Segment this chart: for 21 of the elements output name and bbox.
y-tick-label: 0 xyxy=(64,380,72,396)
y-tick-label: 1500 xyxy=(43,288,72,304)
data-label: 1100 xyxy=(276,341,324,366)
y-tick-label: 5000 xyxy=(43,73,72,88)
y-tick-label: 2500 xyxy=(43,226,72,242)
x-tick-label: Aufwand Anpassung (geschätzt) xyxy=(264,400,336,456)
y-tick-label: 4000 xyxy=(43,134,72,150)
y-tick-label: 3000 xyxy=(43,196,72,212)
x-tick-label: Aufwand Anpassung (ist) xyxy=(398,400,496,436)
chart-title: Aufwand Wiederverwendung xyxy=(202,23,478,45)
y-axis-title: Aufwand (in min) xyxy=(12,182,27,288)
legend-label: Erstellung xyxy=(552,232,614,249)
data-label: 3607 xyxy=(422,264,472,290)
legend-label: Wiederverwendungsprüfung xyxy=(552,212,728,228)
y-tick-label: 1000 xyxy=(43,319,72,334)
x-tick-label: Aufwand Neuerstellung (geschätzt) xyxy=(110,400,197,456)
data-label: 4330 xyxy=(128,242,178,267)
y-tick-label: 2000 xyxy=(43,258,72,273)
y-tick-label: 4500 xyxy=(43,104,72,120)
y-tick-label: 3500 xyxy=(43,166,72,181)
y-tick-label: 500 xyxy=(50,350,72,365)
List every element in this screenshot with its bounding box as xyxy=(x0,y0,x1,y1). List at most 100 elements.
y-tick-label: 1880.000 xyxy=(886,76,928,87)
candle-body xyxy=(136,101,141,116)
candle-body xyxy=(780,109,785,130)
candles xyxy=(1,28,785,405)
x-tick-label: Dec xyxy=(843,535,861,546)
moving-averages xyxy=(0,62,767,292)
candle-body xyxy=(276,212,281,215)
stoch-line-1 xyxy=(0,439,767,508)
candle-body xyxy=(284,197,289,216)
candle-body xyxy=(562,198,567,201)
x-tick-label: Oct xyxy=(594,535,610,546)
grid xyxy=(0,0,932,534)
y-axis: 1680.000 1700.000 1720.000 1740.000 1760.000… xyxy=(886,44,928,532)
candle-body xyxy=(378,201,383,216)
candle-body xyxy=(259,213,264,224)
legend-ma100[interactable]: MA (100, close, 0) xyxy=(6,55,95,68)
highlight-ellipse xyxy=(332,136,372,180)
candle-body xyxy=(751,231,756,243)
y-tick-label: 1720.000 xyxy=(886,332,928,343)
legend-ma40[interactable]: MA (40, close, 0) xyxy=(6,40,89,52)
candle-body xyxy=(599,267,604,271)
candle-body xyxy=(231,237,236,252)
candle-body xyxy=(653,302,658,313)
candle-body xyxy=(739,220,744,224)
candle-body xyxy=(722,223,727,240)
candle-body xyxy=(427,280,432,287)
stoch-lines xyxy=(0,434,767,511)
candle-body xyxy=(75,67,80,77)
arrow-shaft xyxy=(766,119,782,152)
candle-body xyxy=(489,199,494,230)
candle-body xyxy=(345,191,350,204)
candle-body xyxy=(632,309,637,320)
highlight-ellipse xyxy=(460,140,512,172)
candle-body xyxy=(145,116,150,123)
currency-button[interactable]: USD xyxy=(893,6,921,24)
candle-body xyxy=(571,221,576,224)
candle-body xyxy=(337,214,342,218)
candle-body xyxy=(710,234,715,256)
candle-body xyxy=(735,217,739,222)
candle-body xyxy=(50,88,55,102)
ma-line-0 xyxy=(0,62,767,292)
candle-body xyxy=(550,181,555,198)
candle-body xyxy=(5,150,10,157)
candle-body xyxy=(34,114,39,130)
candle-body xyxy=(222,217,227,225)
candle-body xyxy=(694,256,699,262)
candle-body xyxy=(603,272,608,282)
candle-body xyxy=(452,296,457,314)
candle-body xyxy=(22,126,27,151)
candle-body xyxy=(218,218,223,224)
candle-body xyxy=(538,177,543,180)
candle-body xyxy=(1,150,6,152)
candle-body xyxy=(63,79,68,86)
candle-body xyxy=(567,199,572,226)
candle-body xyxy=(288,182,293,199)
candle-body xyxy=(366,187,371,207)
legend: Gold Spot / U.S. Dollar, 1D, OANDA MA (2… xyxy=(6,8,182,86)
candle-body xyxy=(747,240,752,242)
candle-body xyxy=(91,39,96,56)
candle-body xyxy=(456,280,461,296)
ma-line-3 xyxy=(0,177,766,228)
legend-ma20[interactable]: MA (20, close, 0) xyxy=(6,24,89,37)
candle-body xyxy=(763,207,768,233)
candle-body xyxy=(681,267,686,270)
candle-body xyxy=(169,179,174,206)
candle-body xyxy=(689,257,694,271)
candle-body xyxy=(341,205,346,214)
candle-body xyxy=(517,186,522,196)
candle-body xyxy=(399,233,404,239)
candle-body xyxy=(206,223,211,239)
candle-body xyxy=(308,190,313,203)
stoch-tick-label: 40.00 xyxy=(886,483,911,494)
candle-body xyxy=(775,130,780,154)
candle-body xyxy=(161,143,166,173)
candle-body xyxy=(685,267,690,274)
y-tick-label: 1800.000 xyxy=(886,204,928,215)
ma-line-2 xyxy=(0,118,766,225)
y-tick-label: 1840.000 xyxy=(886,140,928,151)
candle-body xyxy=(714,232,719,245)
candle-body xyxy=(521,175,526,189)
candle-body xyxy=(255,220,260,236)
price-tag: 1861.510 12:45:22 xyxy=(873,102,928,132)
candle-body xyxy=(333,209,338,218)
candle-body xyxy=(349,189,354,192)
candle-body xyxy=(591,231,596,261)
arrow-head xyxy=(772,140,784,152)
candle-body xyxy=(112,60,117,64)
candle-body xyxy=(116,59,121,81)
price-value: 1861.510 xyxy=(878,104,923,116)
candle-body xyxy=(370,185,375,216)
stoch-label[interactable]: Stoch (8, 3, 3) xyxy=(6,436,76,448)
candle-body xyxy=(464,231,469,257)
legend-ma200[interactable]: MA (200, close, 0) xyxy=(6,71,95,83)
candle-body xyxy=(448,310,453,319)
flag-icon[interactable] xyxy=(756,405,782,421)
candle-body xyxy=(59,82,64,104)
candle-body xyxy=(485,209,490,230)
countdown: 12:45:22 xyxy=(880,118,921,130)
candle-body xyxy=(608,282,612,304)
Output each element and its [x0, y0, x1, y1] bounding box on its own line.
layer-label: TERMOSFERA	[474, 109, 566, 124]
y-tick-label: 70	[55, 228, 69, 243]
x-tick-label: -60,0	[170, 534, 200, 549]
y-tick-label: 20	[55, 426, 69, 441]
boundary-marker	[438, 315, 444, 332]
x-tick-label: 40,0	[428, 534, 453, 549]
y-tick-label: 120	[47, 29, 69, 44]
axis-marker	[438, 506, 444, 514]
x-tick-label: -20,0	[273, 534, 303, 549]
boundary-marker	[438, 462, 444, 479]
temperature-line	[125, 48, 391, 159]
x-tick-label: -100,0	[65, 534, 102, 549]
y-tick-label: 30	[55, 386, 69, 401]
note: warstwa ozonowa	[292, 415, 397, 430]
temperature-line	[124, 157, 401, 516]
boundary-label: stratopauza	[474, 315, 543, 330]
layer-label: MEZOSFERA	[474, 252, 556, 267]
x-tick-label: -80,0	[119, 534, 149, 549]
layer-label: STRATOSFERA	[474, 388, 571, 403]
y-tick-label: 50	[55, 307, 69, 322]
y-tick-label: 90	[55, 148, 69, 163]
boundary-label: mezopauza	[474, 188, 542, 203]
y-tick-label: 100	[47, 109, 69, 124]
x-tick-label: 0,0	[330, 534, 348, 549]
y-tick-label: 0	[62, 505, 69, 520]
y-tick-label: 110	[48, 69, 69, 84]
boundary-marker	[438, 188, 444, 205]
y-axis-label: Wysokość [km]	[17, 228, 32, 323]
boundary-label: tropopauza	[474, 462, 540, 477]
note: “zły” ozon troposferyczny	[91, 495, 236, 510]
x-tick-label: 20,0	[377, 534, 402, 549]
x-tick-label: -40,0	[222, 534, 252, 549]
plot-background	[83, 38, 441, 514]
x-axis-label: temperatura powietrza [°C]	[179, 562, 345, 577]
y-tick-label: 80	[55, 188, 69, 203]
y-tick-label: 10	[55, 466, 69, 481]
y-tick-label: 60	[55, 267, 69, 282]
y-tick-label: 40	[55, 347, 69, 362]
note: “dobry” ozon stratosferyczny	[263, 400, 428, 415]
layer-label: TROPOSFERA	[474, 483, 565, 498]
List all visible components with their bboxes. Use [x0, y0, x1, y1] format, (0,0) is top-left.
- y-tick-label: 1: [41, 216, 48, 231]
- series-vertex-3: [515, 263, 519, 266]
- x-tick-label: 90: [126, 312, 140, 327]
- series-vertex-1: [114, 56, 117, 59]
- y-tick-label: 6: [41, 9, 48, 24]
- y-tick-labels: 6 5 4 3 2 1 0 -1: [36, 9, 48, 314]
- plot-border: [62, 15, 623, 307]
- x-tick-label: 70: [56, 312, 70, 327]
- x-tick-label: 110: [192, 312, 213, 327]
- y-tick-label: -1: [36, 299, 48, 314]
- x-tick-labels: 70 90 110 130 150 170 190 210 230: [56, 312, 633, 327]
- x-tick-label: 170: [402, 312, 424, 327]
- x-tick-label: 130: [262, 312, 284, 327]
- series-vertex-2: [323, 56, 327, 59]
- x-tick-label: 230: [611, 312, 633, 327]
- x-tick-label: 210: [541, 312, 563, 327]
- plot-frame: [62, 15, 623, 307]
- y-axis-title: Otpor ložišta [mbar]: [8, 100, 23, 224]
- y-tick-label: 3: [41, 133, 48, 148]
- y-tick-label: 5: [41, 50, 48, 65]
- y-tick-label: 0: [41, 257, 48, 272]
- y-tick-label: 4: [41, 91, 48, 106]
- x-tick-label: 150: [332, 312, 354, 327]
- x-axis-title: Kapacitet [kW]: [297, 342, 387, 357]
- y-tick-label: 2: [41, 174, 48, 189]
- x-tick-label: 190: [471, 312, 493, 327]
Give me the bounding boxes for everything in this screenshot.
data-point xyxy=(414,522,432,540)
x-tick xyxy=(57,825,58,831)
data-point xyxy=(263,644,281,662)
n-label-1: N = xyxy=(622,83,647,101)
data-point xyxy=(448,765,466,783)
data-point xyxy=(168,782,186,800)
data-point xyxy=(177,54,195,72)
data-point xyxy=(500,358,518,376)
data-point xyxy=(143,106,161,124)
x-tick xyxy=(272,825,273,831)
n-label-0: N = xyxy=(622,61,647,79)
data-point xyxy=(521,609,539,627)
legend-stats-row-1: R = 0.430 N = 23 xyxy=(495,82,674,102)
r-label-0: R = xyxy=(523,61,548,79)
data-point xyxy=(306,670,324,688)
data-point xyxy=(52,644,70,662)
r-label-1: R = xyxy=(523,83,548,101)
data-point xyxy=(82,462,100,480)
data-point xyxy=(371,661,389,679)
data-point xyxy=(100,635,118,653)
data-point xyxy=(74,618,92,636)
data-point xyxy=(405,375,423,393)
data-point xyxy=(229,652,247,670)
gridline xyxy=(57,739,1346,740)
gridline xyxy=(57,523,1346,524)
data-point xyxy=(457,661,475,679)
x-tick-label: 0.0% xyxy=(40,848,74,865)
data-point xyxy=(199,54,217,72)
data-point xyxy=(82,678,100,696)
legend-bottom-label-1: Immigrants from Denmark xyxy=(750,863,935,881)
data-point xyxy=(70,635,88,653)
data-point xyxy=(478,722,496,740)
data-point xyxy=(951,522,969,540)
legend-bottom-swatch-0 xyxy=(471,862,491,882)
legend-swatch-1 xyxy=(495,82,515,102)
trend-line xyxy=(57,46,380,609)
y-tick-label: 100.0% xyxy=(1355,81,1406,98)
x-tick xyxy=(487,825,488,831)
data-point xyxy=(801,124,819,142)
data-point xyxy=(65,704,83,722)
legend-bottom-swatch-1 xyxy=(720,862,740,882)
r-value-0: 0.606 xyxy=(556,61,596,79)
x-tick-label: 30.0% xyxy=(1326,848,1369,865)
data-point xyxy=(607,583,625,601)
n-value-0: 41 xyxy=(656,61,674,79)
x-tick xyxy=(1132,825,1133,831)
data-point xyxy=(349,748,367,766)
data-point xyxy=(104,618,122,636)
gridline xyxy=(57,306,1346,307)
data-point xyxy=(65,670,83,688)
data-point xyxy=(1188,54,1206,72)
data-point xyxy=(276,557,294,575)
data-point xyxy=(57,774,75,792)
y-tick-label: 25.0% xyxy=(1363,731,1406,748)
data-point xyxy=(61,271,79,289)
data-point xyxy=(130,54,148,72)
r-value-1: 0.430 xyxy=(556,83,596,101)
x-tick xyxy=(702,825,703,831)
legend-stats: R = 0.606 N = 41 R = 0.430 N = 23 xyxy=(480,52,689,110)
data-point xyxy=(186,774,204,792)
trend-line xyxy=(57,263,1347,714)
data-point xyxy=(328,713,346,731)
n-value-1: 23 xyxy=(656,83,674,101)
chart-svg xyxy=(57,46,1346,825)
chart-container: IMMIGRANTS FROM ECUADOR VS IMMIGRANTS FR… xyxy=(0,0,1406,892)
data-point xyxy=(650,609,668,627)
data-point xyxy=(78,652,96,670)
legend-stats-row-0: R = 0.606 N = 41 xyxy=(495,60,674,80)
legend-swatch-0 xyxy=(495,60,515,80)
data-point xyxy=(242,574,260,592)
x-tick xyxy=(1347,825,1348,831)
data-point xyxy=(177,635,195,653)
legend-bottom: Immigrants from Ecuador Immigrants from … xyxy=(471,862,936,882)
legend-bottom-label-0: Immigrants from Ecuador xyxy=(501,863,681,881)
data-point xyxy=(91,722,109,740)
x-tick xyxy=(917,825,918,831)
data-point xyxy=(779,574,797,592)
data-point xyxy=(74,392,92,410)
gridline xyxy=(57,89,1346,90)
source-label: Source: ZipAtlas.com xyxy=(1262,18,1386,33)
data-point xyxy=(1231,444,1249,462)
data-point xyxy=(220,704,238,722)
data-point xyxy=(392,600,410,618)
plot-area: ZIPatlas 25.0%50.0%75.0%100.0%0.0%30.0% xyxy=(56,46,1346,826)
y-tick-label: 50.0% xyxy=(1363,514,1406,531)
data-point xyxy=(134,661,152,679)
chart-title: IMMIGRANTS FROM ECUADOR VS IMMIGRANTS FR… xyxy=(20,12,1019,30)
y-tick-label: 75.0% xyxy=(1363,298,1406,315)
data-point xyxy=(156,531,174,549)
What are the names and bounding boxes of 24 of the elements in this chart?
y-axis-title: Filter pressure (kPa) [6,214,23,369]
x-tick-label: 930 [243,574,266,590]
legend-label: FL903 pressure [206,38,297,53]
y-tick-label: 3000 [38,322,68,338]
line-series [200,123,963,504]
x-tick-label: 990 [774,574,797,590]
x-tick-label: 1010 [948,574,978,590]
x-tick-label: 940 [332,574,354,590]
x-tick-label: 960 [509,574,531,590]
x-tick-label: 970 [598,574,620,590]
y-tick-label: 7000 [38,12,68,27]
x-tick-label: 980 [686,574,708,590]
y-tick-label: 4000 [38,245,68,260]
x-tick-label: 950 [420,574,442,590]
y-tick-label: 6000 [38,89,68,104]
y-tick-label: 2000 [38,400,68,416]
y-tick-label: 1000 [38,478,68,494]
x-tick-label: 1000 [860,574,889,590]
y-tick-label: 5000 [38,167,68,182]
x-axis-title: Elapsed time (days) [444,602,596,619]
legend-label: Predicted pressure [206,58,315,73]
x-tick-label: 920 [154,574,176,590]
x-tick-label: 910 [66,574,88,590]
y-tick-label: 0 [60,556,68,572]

┄┄┄┄┄┄┄┄┄┄┄┄┄┄┄┄┄┄┄┄

--- WHAT IS REQUIRED ---
Format the data as a JSON list of strings, one string per line and no blank lines, from the first line of the data through the line that contains "candle-body xyxy=(599,267,604,271)", including both.

--- OUTPUT BELOW ---
[
  "Segment this chart: for 21 of the elements output name and bbox.",
  "y-tick-label: 0 xyxy=(64,380,72,396)",
  "y-tick-label: 1500 xyxy=(43,288,72,304)",
  "data-label: 1100 xyxy=(276,341,324,366)",
  "y-tick-label: 5000 xyxy=(43,73,72,88)",
  "y-tick-label: 2500 xyxy=(43,226,72,242)",
  "x-tick-label: Aufwand Anpassung (geschätzt) xyxy=(264,400,336,456)",
  "y-tick-label: 4000 xyxy=(43,134,72,150)",
  "y-tick-label: 3000 xyxy=(43,196,72,212)",
  "x-tick-label: Aufwand Anpassung (ist) xyxy=(398,400,496,436)",
  "chart-title: Aufwand Wiederverwendung xyxy=(202,23,478,45)",
  "y-axis-title: Aufwand (in min) xyxy=(12,182,27,288)",
  "legend-label: Erstellung xyxy=(552,232,614,249)",
  "data-label: 3607 xyxy=(422,264,472,290)",
  "legend-label: Wiederverwendungsprüfung xyxy=(552,212,728,228)",
  "y-tick-label: 1000 xyxy=(43,319,72,334)",
  "x-tick-label: Aufwand Neuerstellung (geschätzt) xyxy=(110,400,197,456)",
  "data-label: 4330 xyxy=(128,242,178,267)",
  "y-tick-label: 2000 xyxy=(43,258,72,273)",
  "y-tick-label: 4500 xyxy=(43,104,72,120)",
  "y-tick-label: 3500 xyxy=(43,166,72,181)",
  "y-tick-label: 500 xyxy=(50,350,72,365)",
  "List every element in this screenshot with its bounding box as xyxy=(x0,y0,x1,y1). List at most 100 elements.",
  "y-tick-label: 1880.000 xyxy=(886,76,928,87)",
  "candle-body xyxy=(136,101,141,116)",
  "candle-body xyxy=(780,109,785,130)",
  "candles xyxy=(1,28,785,405)",
  "x-tick-label: Dec xyxy=(843,535,861,546)",
  "moving-averages xyxy=(0,62,767,292)",
  "candle-body xyxy=(276,212,281,215)",
  "stoch-line-1 xyxy=(0,439,767,508)",
  "candle-body xyxy=(284,197,289,216)",
  "candle-body xyxy=(562,198,567,201)",
  "x-tick-label: Oct xyxy=(594,535,610,546)",
  "grid xyxy=(0,0,932,534)",
  "y-axis: 1680.000 1700.000 1720.000 1740.000 1760.000… xyxy=(886,44,928,532)",
  "candle-body xyxy=(378,201,383,216)",
  "candle-body xyxy=(259,213,264,224)",
  "legend-ma100[interactable]: MA (100, close, 0) xyxy=(6,55,95,68)",
  "highlight-ellipse xyxy=(332,136,372,180)",
  "candle-body xyxy=(751,231,756,243)",
  "y-tick-label: 1720.000 xyxy=(886,332,928,343)",
  "legend-ma40[interactable]: MA (40, close, 0) xyxy=(6,40,89,52)",
  "candle-body xyxy=(599,267,604,271)"
]